**Exercise requirements**
Count every line below that contains "sempre", then state the total with no other output.

**Records for processing**
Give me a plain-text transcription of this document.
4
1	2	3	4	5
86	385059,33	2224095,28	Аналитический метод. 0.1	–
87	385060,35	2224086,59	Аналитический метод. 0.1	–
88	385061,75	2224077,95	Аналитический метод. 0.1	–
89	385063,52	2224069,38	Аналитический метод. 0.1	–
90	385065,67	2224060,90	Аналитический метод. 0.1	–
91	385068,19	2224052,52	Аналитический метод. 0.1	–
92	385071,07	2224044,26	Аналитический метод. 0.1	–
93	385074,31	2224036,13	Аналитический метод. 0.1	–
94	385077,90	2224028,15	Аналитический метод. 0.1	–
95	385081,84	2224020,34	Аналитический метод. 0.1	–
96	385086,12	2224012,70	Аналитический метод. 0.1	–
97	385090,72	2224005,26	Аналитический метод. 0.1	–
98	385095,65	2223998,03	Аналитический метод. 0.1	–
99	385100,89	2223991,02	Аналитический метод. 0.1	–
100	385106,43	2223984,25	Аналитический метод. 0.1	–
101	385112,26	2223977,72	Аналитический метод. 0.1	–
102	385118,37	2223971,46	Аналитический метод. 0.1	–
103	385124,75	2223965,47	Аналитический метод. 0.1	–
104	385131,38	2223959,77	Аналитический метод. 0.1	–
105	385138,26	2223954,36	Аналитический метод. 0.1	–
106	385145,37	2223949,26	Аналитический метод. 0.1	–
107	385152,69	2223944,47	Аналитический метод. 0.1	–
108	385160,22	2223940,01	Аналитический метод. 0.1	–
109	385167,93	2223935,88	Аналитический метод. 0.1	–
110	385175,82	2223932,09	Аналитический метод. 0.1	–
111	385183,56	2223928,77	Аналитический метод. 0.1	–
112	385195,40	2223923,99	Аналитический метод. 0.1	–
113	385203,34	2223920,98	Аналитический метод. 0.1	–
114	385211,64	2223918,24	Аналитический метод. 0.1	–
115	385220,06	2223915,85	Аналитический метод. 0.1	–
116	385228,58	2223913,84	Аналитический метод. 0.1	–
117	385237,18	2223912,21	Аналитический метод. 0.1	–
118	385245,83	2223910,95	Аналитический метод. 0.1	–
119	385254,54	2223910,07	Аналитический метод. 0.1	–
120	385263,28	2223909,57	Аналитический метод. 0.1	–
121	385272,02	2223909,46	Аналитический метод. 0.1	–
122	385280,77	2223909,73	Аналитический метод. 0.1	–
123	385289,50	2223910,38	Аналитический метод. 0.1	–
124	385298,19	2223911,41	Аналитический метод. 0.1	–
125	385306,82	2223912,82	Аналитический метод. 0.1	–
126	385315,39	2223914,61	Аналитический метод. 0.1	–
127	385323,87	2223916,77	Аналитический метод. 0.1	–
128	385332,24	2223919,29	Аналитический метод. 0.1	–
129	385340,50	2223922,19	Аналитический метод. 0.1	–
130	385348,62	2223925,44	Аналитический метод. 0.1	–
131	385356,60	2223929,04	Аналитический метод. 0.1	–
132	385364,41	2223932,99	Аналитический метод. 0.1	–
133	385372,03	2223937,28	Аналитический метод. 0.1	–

...

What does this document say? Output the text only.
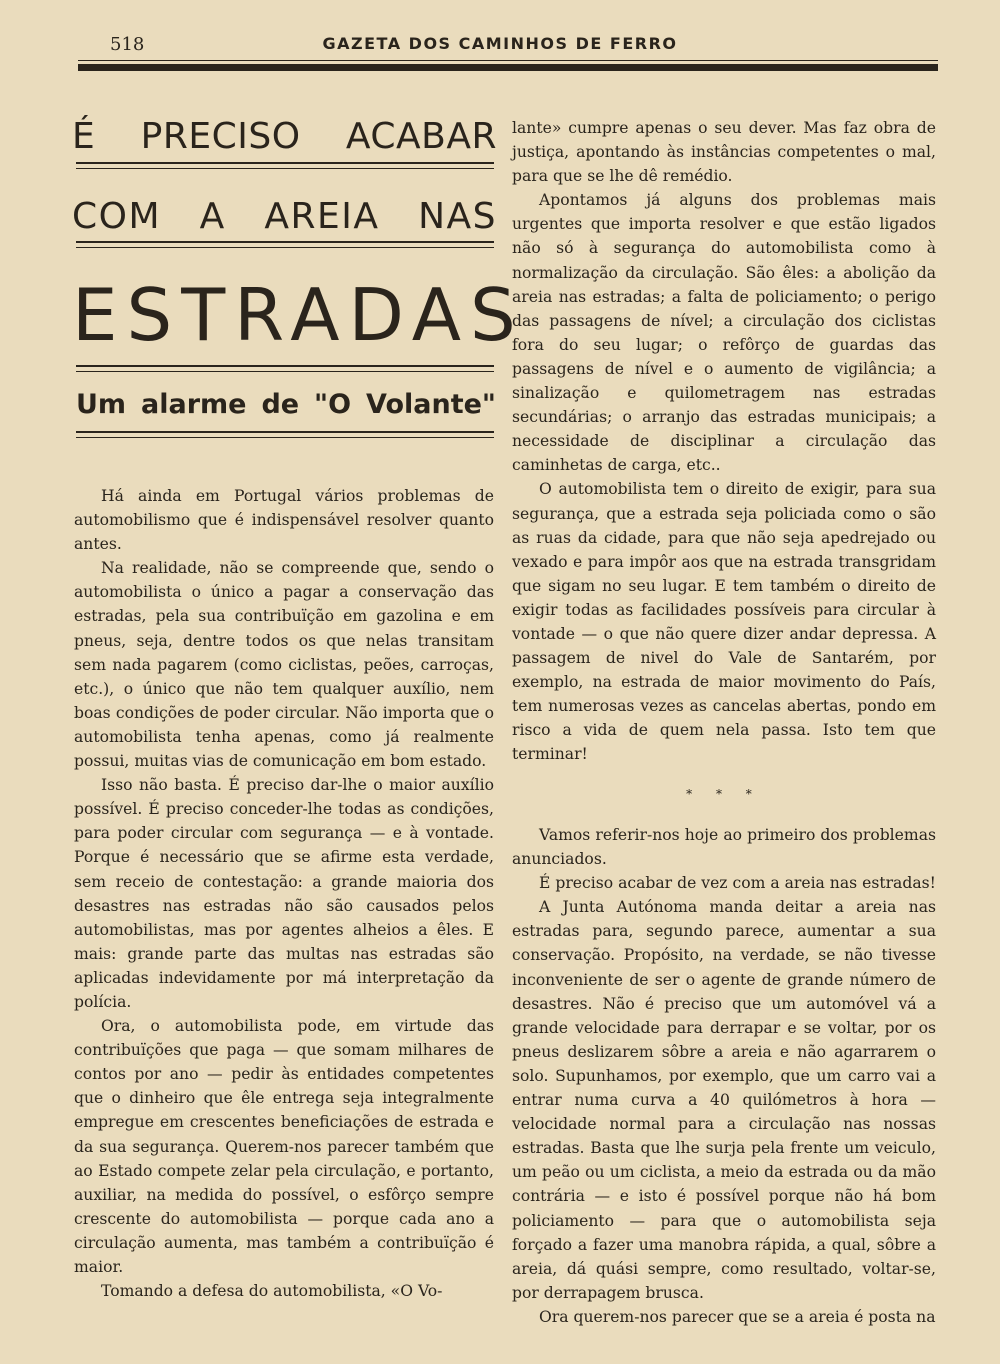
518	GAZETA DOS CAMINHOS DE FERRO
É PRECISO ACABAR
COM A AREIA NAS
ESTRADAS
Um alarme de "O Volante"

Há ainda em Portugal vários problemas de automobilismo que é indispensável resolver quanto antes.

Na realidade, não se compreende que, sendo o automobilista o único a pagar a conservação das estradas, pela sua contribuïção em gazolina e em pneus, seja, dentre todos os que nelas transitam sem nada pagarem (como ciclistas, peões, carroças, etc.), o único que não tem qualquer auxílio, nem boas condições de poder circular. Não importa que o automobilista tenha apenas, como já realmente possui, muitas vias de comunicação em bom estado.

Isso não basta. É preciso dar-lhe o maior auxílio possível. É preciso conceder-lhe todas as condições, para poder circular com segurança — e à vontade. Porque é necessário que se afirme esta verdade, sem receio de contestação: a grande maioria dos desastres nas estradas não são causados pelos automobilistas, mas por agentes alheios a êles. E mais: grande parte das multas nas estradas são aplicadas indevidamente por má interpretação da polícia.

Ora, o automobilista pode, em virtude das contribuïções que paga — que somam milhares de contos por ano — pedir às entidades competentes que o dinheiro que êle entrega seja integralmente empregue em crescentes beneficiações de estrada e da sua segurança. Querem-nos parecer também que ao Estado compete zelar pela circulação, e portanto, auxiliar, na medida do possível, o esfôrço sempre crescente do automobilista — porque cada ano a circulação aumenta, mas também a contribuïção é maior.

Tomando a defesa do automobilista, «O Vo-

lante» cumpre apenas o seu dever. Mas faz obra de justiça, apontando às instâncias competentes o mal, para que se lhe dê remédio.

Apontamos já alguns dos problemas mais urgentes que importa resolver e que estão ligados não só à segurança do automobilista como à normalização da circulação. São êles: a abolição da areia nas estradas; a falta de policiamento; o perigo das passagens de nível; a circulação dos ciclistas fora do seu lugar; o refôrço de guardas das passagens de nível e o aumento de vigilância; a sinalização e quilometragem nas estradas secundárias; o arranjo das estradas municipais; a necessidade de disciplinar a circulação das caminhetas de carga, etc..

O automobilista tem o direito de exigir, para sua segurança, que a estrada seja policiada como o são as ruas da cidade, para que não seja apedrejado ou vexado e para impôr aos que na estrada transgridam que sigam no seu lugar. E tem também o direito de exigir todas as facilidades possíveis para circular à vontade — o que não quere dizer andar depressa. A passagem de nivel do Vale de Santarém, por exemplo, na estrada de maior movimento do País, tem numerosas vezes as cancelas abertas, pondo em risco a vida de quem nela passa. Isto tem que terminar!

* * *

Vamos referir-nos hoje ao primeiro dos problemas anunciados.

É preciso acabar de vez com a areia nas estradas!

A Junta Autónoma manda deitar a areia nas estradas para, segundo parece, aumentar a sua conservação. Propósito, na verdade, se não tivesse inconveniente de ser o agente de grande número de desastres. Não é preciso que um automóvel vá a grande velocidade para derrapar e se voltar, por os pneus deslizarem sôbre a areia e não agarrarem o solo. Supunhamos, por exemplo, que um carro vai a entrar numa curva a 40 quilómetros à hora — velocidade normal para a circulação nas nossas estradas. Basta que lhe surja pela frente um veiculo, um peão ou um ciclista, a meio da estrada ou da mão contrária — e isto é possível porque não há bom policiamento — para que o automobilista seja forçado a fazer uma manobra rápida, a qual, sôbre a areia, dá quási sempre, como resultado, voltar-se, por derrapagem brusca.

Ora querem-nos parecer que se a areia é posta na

**Task response**
2